Direction: Copy out the forum comments on gerrymandering and the US constitutional system word for word, from start to finish.

Given text:
I know your "admiration" is proclaimed with tongue in cheek.  There is little that is admirable in Washington these days.

 

The problem is "safe seats", the primary result of gerrymandering.  Certain politicians, who have no fear of losing the next election, are free to say and do whatever they please.  There are entirely too many of these idiots loose in the nation's capital.  Their home districts continue to inflict their idiocy on the entire nation and the world.  The state of Texas can elect a Republican idiot just as easily as San Francisco can a Democratic one.

 

Gerrymandering should be against the law.  Actually, it is illegal, but the safe seat politicians can ignore the law with impunity.

 

While many are quick to place the blame for the shutdown/meltdown on one party or the other, they are both to blame.  Politics in America has deserted leadership in favor of winning points over the opposition at all costs.

  • Like 3
paya

Posted

It baffles me that the US have established such a fragile system, dependant on good behaviour of its participants, that its functioning could be derailed single handedly by an individual who can't possibly foresee all consequences of their actions.

Zombie

Posted

The US constitutional system is broke. This isn't the first time this deadlock has happened but it is potentially the most serious. The problem is the US constitution is inherently designed to allow this to happen - to set itself at loggerheads with itself - and no-one saw the need to build in effective controls to unwind all these tensions when they build up like this, which are caused by political antipathy and personal vanity, corrupted by vested and personal interests, all playing to the media monster. After 237 years the rickety old crate needs a major overhaul.

(Records of where elements are located)
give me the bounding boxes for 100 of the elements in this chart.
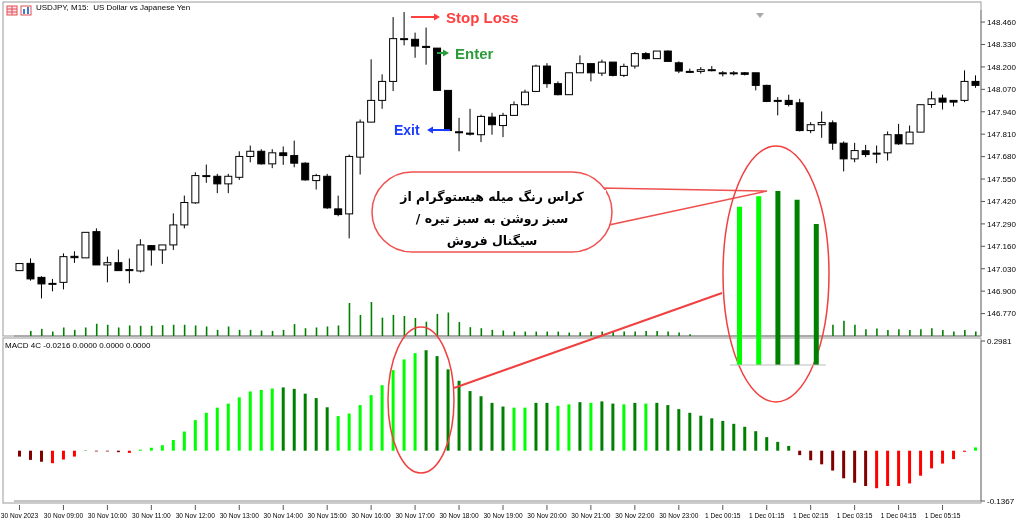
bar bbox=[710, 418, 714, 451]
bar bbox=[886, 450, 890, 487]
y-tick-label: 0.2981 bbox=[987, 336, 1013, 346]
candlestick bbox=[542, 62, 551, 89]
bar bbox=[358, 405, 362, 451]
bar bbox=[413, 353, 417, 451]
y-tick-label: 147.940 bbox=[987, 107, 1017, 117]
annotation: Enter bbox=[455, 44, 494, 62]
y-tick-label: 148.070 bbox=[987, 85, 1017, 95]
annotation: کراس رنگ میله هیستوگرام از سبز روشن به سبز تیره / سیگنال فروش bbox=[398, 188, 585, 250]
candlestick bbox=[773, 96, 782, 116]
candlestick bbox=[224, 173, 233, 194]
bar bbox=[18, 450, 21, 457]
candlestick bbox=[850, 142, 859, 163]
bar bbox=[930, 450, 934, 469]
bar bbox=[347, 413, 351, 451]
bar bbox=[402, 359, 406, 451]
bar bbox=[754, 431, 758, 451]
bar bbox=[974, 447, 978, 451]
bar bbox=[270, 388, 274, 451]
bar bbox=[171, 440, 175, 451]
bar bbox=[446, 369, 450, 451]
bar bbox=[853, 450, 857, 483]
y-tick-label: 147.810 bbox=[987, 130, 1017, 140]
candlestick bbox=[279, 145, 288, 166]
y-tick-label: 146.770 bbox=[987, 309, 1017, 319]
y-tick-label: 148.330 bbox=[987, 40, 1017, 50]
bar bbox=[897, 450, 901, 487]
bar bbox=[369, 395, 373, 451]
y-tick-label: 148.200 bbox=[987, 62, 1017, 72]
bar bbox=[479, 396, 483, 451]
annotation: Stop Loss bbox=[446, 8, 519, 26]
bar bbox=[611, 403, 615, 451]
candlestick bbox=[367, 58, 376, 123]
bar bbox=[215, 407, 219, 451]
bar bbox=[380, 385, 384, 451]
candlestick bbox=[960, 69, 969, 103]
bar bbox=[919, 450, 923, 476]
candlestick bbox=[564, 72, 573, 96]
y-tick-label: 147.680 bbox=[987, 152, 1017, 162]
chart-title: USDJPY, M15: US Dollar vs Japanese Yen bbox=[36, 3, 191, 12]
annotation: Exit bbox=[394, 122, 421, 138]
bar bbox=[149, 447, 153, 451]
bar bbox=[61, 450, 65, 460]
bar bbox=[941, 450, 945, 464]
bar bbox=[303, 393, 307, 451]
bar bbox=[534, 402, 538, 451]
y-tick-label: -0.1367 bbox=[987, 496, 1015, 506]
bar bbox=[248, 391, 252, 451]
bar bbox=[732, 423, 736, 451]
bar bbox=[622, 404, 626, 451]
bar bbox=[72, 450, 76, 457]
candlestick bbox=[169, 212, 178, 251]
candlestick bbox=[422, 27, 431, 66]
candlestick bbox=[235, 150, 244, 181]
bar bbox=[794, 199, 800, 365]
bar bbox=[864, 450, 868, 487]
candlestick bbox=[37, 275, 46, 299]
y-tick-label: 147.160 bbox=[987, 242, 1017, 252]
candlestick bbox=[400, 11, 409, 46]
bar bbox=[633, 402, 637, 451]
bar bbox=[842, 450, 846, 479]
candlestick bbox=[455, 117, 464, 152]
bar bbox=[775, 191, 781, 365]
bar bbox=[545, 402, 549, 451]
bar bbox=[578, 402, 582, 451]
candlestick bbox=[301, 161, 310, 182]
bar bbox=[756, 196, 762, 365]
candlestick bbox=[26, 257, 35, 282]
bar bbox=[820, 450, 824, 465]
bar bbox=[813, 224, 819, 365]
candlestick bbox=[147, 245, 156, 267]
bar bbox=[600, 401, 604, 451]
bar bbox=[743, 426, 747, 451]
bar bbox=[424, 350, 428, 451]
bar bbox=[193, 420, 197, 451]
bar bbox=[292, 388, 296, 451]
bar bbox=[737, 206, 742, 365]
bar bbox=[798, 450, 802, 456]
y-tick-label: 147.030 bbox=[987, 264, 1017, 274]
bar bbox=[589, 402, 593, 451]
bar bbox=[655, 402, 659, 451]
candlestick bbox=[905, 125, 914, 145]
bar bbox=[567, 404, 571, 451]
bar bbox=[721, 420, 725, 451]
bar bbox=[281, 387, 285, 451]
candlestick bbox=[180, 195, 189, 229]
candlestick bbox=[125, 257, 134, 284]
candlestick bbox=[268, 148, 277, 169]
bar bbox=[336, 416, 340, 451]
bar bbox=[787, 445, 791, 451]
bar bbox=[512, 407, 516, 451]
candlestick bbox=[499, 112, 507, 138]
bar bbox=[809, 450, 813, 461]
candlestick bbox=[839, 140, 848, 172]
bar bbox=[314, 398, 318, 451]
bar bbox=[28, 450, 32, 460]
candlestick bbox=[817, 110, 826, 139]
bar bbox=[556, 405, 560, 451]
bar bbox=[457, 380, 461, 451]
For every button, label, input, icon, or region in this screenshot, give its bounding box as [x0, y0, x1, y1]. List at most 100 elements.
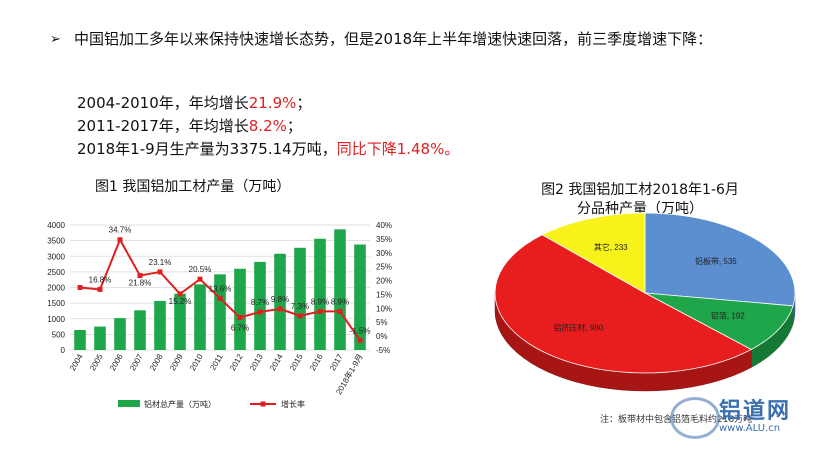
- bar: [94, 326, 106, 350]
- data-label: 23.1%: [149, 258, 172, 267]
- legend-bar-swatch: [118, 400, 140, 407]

Result for this exercise:
I know your "admiration" is proclaimed with tongue in cheek.  There is little that is admirable in Washington these days.

 

The problem is "safe seats", the primary result of gerrymandering.  Certain politicians, who have no fear of losing the next election, are free to say and do whatever they please.  There are entirely too many of these idiots loose in the nation's capital.  Their home districts continue to inflict their idiocy on the entire nation and the world.  The state of Texas can elect a Republican idiot just as easily as San Francisco can a Democratic one.

 

Gerrymandering should be against the law.  Actually, it is illegal, but the safe seat politicians can ignore the law with impunity.

 

While many are quick to place the blame for the shutdown/meltdown on one party or the other, they are both to blame.  Politics in America has deserted leadership in favor of winning points over the opposition at all costs.

  • Like 3
paya

Posted

It baffles me that the US have established such a fragile system, dependant on good behaviour of its participants, that its functioning could be derailed single handedly by an individual who can't possibly foresee all consequences of their actions.

Zombie

Posted

The US constitutional system is broke. This isn't the first time this deadlock has happened but it is potentially the most serious. The problem is the US constitution is inherently designed to allow this to happen - to set itself at loggerheads with itself - and no-one saw the need to build in effective controls to unwind all these tensions when they build up like this, which are caused by political antipathy and personal vanity, corrupted by vested and personal interests, all playing to the media monster. After 237 years the rickety old crate needs a major overhaul.